[start Materials provided]

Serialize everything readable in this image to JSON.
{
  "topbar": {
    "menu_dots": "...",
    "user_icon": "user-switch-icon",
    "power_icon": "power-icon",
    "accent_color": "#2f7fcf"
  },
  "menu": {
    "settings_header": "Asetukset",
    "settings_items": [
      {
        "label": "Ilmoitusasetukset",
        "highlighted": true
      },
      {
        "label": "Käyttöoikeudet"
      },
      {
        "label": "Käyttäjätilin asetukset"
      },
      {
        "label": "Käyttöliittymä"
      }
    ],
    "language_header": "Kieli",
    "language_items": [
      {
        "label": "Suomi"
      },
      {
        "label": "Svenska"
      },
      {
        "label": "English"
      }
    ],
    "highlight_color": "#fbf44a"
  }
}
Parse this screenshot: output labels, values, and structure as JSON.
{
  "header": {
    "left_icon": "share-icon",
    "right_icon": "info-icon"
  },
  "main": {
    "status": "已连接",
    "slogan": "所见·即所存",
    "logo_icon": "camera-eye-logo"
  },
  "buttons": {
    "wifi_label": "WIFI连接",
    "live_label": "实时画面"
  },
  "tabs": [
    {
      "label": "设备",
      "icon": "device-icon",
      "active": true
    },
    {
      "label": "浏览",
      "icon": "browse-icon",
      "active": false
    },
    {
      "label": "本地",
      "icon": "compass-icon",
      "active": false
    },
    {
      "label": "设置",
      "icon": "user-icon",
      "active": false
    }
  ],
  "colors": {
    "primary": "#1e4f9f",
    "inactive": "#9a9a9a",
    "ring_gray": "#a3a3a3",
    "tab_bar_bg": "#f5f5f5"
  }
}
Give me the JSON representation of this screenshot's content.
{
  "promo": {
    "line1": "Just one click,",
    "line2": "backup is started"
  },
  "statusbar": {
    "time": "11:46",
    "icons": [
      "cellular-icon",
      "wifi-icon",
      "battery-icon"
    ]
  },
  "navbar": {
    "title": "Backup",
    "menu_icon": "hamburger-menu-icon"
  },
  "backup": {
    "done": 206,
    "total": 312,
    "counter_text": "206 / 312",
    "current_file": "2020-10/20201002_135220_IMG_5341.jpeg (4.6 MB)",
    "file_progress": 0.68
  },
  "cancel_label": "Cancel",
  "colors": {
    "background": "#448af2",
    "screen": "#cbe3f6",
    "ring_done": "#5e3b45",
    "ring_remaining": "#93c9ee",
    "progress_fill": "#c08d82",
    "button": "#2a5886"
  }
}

[end Materials provided]
[start Materials provided]

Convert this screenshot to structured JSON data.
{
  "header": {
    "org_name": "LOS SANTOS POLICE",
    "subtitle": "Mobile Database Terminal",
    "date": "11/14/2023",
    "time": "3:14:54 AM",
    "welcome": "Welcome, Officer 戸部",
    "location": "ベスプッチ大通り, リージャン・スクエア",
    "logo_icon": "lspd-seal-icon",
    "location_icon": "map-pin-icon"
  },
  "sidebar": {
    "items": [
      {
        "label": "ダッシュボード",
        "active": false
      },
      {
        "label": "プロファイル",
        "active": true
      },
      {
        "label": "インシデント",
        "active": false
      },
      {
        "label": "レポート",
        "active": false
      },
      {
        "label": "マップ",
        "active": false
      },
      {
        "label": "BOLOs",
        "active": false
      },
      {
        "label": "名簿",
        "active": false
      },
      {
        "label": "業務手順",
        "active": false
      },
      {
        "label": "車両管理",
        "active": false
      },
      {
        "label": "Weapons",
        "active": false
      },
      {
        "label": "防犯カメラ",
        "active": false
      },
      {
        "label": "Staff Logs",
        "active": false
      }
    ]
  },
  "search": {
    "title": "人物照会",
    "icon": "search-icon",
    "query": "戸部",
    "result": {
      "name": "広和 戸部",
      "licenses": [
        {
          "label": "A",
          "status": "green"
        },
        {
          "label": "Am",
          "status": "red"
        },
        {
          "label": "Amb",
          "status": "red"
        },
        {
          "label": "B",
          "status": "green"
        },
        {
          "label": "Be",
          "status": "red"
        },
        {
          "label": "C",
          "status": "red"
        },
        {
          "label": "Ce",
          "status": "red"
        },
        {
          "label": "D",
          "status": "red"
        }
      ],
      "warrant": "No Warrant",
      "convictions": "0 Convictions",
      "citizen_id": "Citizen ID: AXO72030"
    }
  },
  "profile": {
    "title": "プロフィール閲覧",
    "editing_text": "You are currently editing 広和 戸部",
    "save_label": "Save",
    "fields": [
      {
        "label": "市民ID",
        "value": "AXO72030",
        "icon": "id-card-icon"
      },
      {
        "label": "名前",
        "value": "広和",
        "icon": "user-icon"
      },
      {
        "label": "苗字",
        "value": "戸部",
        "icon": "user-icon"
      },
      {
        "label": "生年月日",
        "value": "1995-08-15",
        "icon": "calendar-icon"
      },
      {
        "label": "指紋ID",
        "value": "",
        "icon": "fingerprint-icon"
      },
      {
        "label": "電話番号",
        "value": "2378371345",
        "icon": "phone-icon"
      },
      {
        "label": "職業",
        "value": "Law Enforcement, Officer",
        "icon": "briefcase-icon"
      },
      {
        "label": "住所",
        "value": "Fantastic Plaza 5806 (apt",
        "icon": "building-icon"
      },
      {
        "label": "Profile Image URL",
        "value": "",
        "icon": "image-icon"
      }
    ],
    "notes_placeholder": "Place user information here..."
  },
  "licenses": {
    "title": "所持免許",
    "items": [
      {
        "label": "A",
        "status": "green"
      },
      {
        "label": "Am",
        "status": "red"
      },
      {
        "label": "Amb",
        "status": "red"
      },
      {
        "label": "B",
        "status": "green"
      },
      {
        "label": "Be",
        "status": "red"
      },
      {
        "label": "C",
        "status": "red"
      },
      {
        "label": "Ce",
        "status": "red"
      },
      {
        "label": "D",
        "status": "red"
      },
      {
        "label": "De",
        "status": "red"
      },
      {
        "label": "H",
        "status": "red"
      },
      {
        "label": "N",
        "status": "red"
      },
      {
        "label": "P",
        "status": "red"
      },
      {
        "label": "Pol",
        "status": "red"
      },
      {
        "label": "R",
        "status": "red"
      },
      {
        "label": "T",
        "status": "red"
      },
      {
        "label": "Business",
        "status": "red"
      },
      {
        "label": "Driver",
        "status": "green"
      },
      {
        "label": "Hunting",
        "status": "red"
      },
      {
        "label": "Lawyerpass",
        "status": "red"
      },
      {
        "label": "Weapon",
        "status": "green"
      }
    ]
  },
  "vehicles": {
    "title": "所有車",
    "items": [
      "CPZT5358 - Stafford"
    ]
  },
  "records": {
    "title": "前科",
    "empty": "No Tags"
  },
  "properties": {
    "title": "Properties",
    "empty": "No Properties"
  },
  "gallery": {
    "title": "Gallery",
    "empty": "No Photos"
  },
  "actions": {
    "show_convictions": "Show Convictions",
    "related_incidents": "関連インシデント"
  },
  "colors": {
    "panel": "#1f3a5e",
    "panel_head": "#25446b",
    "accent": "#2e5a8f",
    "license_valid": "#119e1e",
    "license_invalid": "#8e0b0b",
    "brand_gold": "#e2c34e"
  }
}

[end Materials provided]

§ Do this:
From the listing above, pick out each line where the word "user" appears.

§ Solution to this task:
    "user_icon": "user-switch-icon",
      "icon": "user-icon",
        "icon": "user-icon"
        "icon": "user-icon"
    "notes_placeholder": "Place user information here..."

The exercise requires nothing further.